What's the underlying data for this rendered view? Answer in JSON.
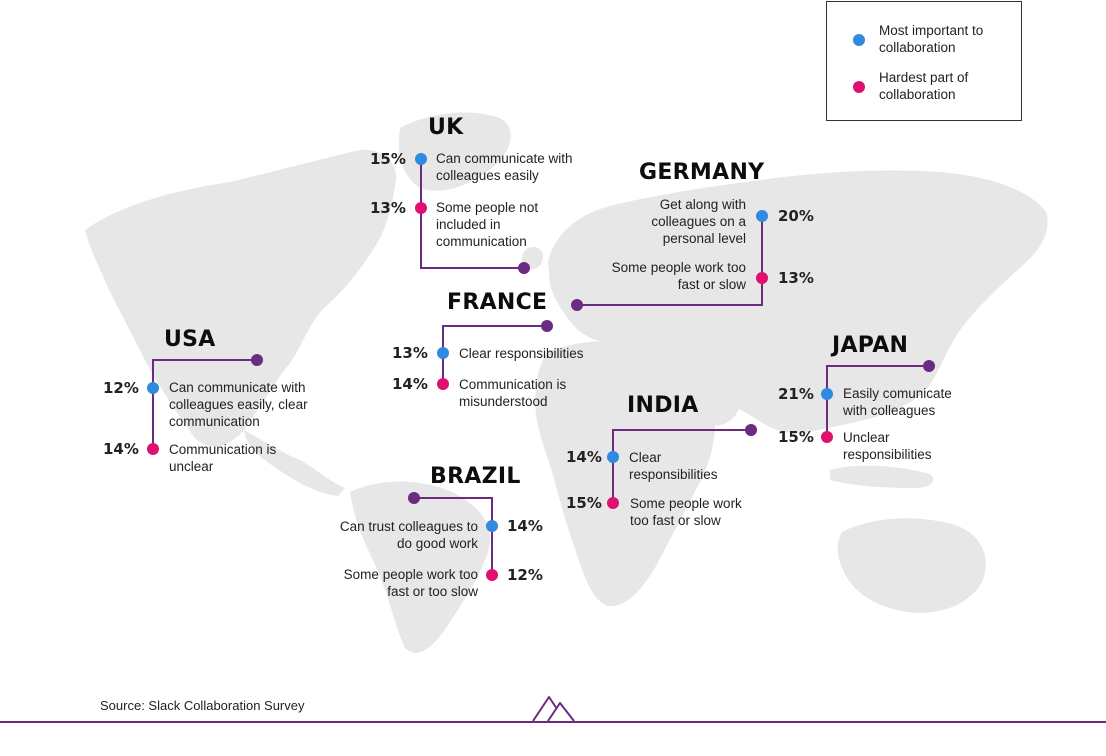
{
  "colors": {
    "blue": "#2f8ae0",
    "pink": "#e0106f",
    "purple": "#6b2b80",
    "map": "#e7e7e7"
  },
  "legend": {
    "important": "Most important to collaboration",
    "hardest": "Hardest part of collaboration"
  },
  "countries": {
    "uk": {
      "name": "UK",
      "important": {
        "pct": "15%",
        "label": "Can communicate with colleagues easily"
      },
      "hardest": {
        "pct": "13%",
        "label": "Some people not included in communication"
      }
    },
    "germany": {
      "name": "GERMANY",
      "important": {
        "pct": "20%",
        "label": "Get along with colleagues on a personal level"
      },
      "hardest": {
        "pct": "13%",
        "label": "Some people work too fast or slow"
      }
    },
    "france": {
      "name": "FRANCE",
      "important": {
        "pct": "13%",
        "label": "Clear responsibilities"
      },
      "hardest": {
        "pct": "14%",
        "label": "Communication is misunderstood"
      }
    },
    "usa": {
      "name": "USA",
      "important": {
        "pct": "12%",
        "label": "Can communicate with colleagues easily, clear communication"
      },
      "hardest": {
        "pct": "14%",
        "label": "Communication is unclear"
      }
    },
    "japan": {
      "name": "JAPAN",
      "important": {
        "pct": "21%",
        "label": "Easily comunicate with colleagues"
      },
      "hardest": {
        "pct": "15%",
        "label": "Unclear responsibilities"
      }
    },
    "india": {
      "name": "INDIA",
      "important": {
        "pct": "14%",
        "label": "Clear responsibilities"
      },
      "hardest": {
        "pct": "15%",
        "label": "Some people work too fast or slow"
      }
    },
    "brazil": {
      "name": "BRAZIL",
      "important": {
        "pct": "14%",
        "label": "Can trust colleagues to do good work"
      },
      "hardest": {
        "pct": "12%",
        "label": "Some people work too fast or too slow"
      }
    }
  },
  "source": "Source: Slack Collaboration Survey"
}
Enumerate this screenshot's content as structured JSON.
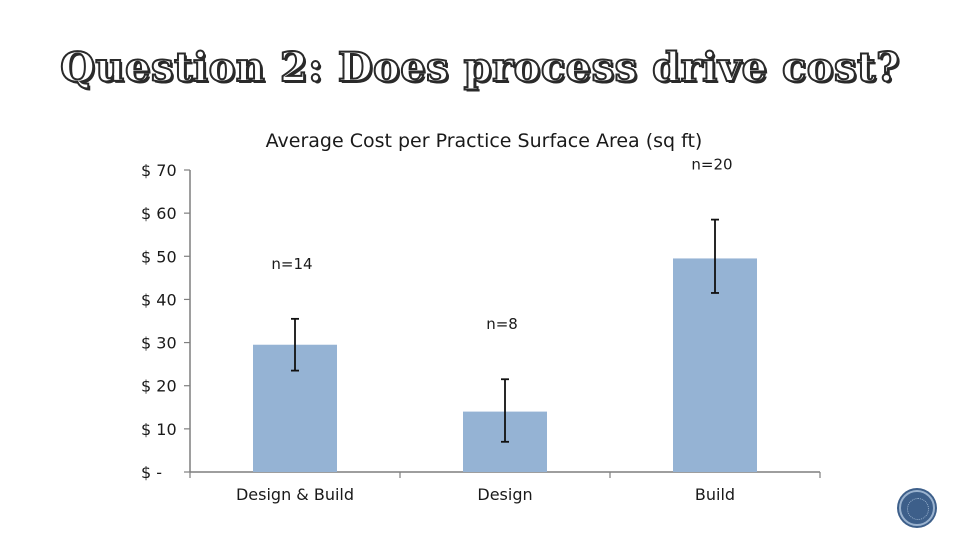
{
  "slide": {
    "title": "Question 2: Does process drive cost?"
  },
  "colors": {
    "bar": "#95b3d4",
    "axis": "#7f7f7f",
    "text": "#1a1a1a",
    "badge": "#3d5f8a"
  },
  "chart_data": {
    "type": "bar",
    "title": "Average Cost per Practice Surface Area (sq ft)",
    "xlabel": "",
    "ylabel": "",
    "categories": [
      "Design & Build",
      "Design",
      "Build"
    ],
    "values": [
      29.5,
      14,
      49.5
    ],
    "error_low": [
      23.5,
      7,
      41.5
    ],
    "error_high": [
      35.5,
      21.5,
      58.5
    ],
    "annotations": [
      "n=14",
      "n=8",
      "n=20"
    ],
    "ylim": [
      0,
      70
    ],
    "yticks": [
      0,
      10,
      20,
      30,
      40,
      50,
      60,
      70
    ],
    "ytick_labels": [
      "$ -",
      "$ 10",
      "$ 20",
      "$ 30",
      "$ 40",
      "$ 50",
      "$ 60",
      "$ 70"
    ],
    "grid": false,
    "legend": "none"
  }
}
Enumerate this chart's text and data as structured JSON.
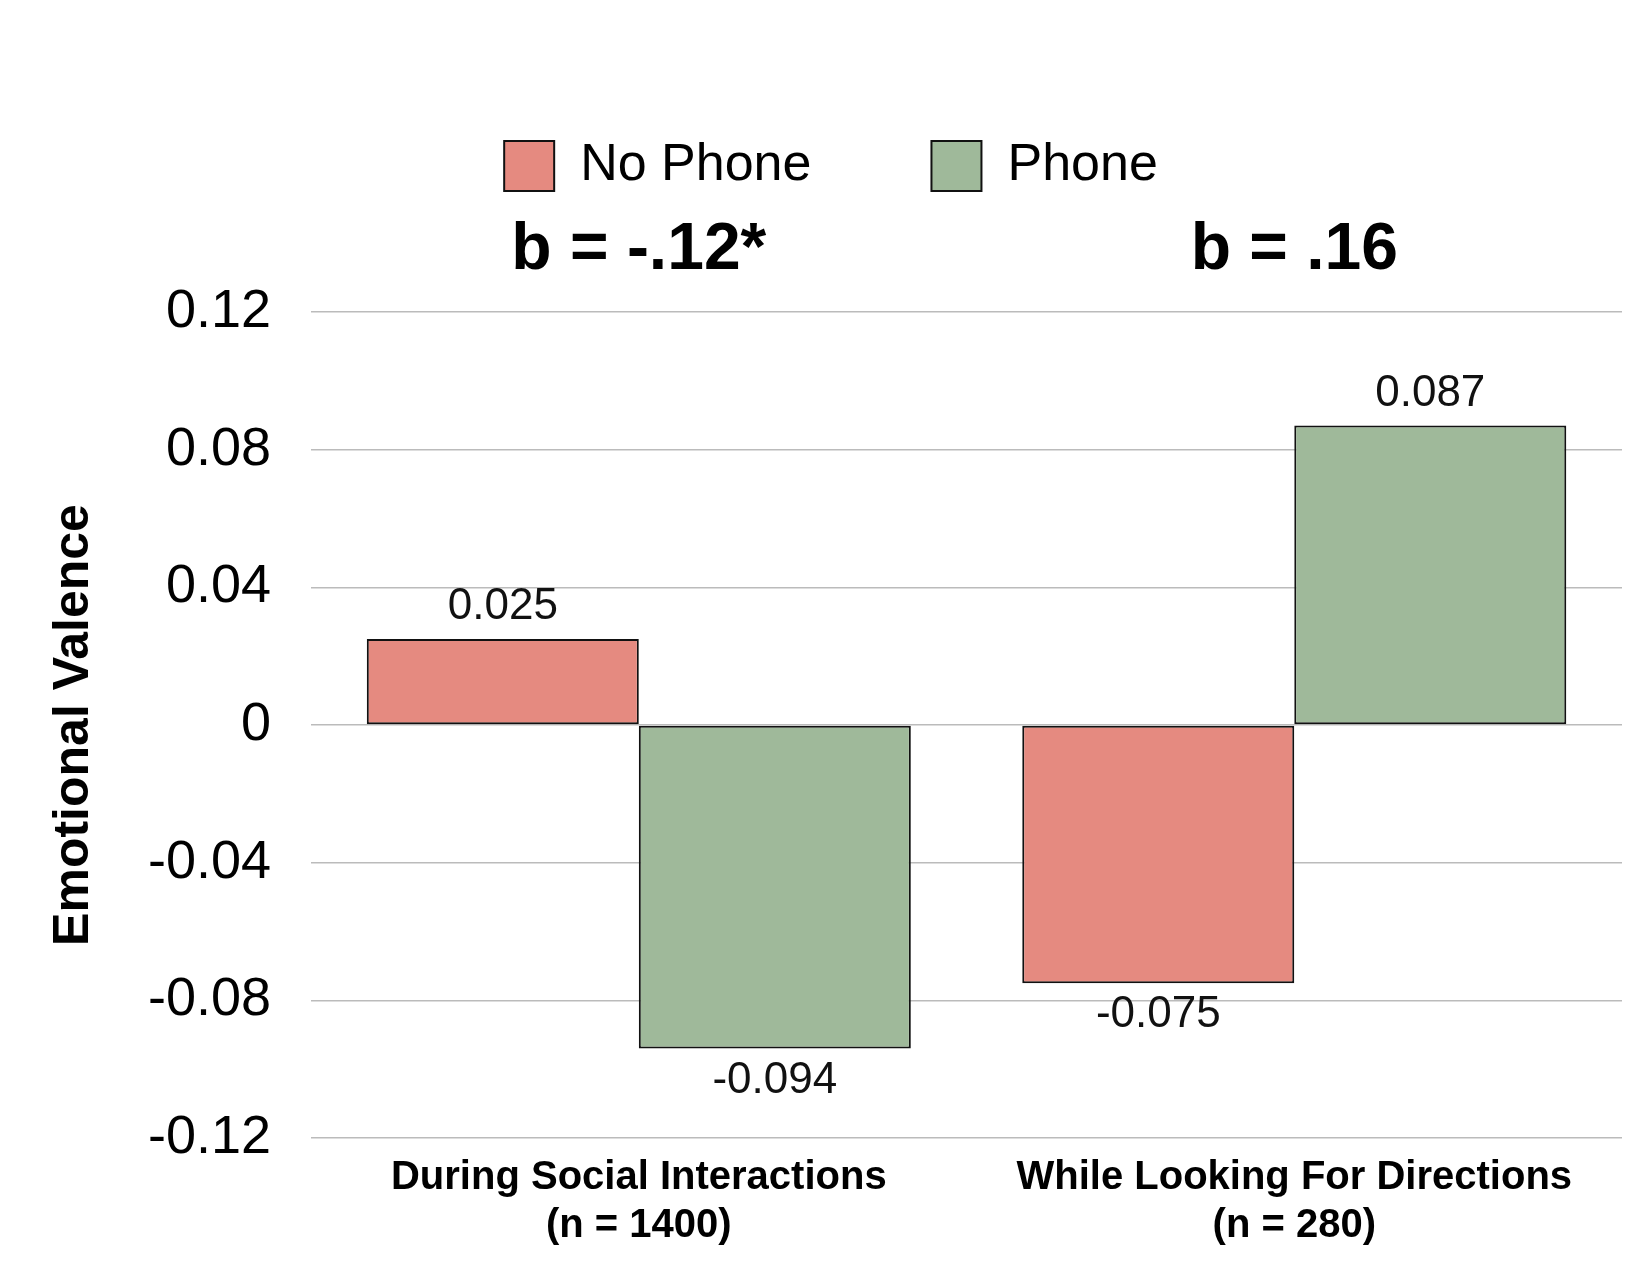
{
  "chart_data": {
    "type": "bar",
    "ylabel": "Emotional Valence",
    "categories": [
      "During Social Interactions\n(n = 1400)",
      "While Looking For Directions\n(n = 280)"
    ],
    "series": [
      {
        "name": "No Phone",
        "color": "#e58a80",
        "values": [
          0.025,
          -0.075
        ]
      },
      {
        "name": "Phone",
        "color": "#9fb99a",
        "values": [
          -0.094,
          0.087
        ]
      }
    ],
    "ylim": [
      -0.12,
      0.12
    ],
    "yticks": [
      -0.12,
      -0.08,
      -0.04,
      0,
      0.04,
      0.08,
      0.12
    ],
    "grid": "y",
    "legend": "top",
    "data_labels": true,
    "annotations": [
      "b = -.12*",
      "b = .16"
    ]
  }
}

Your instructions: Write out the material above again, word for word, minus its pictures.

Solution for this task:
What's the underlying data for this rendered view? Answer in JSON.
{
  "colors": {
    "blue": "#2f8ae0",
    "pink": "#e0106f",
    "purple": "#6b2b80",
    "map": "#e7e7e7"
  },
  "legend": {
    "important": "Most important to collaboration",
    "hardest": "Hardest part of collaboration"
  },
  "countries": {
    "uk": {
      "name": "UK",
      "important": {
        "pct": "15%",
        "label": "Can communicate with colleagues easily"
      },
      "hardest": {
        "pct": "13%",
        "label": "Some people not included in communication"
      }
    },
    "germany": {
      "name": "GERMANY",
      "important": {
        "pct": "20%",
        "label": "Get along with colleagues on a personal level"
      },
      "hardest": {
        "pct": "13%",
        "label": "Some people work too fast or slow"
      }
    },
    "france": {
      "name": "FRANCE",
      "important": {
        "pct": "13%",
        "label": "Clear responsibilities"
      },
      "hardest": {
        "pct": "14%",
        "label": "Communication is misunderstood"
      }
    },
    "usa": {
      "name": "USA",
      "important": {
        "pct": "12%",
        "label": "Can communicate with colleagues easily, clear communication"
      },
      "hardest": {
        "pct": "14%",
        "label": "Communication is unclear"
      }
    },
    "japan": {
      "name": "JAPAN",
      "important": {
        "pct": "21%",
        "label": "Easily comunicate with colleagues"
      },
      "hardest": {
        "pct": "15%",
        "label": "Unclear responsibilities"
      }
    },
    "india": {
      "name": "INDIA",
      "important": {
        "pct": "14%",
        "label": "Clear responsibilities"
      },
      "hardest": {
        "pct": "15%",
        "label": "Some people work too fast or slow"
      }
    },
    "brazil": {
      "name": "BRAZIL",
      "important": {
        "pct": "14%",
        "label": "Can trust colleagues to do good work"
      },
      "hardest": {
        "pct": "12%",
        "label": "Some people work too fast or too slow"
      }
    }
  },
  "source": "Source: Slack Collaboration Survey"
}
Enumerate this screenshot's content as structured JSON.
{
  "slide": {
    "title": "Question 2: Does process drive cost?"
  },
  "colors": {
    "bar": "#95b3d4",
    "axis": "#7f7f7f",
    "text": "#1a1a1a",
    "badge": "#3d5f8a"
  },
  "chart_data": {
    "type": "bar",
    "title": "Average Cost per Practice Surface Area (sq ft)",
    "xlabel": "",
    "ylabel": "",
    "categories": [
      "Design & Build",
      "Design",
      "Build"
    ],
    "values": [
      29.5,
      14,
      49.5
    ],
    "error_low": [
      23.5,
      7,
      41.5
    ],
    "error_high": [
      35.5,
      21.5,
      58.5
    ],
    "annotations": [
      "n=14",
      "n=8",
      "n=20"
    ],
    "ylim": [
      0,
      70
    ],
    "yticks": [
      0,
      10,
      20,
      30,
      40,
      50,
      60,
      70
    ],
    "ytick_labels": [
      "$ -",
      "$ 10",
      "$ 20",
      "$ 30",
      "$ 40",
      "$ 50",
      "$ 60",
      "$ 70"
    ],
    "grid": false,
    "legend": "none"
  }
}
Enumerate this chart's text and data as structured JSON.
{
  "chart_data": {
    "type": "bar",
    "ylabel": "Emotional Valence",
    "categories": [
      "During Social Interactions\n(n = 1400)",
      "While Looking For Directions\n(n = 280)"
    ],
    "series": [
      {
        "name": "No Phone",
        "color": "#e58a80",
        "values": [
          0.025,
          -0.075
        ]
      },
      {
        "name": "Phone",
        "color": "#9fb99a",
        "values": [
          -0.094,
          0.087
        ]
      }
    ],
    "ylim": [
      -0.12,
      0.12
    ],
    "yticks": [
      -0.12,
      -0.08,
      -0.04,
      0,
      0.04,
      0.08,
      0.12
    ],
    "grid": "y",
    "legend": "top",
    "data_labels": true,
    "annotations": [
      "b = -.12*",
      "b = .16"
    ]
  }
}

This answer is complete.